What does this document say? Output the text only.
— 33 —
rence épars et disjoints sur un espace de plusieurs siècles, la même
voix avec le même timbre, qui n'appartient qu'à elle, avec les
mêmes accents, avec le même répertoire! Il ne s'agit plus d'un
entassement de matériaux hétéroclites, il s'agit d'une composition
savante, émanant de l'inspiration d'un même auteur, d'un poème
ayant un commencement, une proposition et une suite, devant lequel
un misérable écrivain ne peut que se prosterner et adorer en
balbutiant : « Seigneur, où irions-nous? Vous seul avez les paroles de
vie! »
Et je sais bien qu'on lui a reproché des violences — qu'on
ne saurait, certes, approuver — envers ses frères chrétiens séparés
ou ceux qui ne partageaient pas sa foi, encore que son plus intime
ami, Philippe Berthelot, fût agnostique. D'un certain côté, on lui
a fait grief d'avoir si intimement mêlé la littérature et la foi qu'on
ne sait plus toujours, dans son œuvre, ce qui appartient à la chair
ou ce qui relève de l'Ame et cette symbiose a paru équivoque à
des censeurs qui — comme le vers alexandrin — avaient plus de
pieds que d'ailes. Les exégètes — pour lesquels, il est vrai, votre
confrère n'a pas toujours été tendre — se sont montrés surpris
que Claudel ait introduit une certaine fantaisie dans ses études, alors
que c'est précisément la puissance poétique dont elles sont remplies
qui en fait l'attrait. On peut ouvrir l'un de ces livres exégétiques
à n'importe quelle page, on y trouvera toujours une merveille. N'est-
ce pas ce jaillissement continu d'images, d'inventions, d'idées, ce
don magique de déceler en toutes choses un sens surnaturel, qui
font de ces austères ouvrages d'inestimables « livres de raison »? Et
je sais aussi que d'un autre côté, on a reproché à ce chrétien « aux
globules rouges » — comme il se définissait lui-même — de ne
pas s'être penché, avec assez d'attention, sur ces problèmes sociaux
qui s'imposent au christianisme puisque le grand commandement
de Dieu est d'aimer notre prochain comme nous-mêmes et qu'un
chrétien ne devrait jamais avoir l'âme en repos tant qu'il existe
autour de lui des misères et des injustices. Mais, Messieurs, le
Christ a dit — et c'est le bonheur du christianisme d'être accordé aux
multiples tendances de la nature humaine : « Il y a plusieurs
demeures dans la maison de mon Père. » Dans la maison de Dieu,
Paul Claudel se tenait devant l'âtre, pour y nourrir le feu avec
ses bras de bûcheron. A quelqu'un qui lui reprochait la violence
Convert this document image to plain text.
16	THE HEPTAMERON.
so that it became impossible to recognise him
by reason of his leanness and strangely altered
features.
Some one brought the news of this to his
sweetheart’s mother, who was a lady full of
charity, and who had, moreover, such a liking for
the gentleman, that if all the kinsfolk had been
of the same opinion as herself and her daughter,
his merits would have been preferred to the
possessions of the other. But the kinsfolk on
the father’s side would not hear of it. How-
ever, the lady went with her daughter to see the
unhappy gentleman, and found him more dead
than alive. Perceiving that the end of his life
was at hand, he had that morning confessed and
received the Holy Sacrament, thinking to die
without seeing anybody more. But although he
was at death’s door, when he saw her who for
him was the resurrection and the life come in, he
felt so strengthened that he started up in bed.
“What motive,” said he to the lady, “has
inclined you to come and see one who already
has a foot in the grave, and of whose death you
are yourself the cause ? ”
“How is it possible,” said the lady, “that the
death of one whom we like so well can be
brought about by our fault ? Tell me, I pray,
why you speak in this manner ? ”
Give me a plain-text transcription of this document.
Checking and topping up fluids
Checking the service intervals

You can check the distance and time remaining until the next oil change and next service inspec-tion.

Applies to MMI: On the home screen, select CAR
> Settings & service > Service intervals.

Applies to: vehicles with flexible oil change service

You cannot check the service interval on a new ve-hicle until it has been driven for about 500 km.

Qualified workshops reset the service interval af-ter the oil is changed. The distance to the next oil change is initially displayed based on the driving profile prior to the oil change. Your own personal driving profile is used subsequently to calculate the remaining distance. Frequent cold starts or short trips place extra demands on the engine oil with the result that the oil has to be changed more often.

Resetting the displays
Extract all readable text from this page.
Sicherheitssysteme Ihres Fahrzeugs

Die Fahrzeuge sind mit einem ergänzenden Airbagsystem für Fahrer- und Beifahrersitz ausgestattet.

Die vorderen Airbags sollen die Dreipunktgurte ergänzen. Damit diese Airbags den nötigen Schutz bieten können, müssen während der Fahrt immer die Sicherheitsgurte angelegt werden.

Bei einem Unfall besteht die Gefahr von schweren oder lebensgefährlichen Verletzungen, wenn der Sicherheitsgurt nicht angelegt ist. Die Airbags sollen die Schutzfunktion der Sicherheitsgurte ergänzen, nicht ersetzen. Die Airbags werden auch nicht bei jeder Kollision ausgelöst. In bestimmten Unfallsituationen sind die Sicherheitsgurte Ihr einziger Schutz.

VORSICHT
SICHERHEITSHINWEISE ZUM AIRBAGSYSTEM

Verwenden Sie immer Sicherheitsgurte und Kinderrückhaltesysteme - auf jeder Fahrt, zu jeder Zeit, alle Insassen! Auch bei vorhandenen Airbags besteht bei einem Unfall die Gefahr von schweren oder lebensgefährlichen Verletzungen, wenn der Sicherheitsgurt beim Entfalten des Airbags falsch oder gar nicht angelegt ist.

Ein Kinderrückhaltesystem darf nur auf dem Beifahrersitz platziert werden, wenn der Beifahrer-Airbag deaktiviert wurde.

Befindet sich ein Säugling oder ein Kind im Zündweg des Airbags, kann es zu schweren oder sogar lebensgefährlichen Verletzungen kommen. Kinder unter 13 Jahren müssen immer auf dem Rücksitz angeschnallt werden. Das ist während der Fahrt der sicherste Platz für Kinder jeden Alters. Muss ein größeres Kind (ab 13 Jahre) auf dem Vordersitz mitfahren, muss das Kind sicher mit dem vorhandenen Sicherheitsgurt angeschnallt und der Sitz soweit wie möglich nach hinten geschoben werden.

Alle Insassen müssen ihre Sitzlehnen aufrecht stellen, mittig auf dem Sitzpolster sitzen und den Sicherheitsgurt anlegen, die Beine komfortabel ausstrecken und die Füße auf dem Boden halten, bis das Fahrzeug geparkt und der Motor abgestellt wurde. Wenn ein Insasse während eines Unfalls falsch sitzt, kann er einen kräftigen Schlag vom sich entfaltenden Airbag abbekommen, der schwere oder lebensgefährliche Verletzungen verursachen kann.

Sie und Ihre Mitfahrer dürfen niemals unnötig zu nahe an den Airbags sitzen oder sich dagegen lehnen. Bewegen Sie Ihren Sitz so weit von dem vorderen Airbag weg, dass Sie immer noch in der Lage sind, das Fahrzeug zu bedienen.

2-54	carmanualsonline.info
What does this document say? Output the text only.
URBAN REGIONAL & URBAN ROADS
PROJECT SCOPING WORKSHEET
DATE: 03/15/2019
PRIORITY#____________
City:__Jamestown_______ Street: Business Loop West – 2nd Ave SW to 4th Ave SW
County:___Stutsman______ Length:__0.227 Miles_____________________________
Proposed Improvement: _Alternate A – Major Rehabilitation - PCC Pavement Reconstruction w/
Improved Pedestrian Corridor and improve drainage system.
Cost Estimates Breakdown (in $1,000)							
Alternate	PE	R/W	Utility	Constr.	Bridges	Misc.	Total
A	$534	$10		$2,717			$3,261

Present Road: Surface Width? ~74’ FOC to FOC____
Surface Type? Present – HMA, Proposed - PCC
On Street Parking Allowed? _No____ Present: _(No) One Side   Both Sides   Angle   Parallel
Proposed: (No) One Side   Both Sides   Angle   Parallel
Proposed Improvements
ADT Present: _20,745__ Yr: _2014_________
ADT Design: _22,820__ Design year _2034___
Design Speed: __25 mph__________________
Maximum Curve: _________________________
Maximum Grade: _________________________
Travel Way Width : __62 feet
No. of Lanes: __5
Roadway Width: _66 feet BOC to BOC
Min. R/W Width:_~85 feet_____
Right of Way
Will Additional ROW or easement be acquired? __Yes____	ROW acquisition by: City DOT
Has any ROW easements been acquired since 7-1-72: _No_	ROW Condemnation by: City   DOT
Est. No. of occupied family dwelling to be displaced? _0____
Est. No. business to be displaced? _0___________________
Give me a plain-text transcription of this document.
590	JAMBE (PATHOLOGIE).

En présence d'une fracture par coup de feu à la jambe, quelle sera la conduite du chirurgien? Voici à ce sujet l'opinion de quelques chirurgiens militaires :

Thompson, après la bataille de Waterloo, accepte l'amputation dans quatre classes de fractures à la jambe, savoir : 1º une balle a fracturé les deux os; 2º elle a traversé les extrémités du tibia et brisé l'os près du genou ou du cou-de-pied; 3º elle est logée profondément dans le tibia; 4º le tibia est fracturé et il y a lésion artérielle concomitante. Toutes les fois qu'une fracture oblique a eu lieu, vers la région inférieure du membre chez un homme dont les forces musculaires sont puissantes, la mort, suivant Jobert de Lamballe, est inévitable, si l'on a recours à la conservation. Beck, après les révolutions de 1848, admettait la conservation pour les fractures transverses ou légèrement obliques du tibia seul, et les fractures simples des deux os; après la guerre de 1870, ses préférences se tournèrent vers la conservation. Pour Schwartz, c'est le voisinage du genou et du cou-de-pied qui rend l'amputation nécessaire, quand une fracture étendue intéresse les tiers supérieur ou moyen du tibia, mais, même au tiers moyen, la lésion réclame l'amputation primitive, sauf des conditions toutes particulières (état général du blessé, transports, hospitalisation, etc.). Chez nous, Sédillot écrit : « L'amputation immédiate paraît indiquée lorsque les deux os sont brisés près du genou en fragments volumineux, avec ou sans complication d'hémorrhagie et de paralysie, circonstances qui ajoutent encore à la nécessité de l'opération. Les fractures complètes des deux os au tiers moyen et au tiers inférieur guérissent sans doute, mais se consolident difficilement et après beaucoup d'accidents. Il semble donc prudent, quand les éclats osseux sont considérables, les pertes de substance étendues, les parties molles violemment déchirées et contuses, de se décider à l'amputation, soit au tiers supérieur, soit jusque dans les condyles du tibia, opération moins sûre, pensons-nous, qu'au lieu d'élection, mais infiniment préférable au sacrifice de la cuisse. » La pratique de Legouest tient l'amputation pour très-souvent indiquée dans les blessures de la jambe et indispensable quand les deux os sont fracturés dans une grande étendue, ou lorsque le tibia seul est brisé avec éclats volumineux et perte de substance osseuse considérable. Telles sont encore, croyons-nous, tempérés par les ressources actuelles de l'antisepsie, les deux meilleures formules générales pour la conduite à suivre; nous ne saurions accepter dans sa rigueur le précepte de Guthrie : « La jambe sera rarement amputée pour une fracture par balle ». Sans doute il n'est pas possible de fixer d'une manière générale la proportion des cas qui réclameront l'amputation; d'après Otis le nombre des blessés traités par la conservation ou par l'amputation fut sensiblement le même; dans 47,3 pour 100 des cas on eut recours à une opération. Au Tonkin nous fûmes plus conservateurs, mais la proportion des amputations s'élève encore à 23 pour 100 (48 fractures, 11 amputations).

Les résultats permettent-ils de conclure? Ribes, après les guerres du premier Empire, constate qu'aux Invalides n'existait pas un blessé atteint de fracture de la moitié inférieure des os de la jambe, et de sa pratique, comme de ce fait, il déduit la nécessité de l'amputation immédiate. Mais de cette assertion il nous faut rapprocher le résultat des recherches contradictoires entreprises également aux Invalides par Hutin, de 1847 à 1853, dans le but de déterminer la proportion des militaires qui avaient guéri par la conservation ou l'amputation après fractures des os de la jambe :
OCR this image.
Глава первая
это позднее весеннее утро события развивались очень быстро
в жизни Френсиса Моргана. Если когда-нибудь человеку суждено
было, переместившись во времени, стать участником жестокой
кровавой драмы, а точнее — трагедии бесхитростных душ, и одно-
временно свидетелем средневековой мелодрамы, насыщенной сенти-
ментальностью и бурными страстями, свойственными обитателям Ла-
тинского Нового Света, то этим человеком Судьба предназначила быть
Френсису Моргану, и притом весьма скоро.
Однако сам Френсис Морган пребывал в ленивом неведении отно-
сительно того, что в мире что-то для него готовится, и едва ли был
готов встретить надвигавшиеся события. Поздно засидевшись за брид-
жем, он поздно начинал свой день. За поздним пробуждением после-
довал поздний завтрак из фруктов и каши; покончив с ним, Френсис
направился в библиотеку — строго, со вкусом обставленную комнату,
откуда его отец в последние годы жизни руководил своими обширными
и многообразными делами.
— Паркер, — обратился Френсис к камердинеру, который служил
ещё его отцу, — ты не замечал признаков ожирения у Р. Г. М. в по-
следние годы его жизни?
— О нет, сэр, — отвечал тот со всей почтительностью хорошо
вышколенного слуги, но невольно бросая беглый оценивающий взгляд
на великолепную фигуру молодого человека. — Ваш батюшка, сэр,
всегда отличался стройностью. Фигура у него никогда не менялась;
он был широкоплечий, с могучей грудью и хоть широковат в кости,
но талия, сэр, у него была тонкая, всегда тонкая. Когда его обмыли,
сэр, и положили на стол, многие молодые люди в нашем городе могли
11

> [WHAT YOU SHOULD DO] Of the lines above, how many include the word "remaining"? Reply with the number only.

> [ANSWER FOR THIS EXERCISE] 2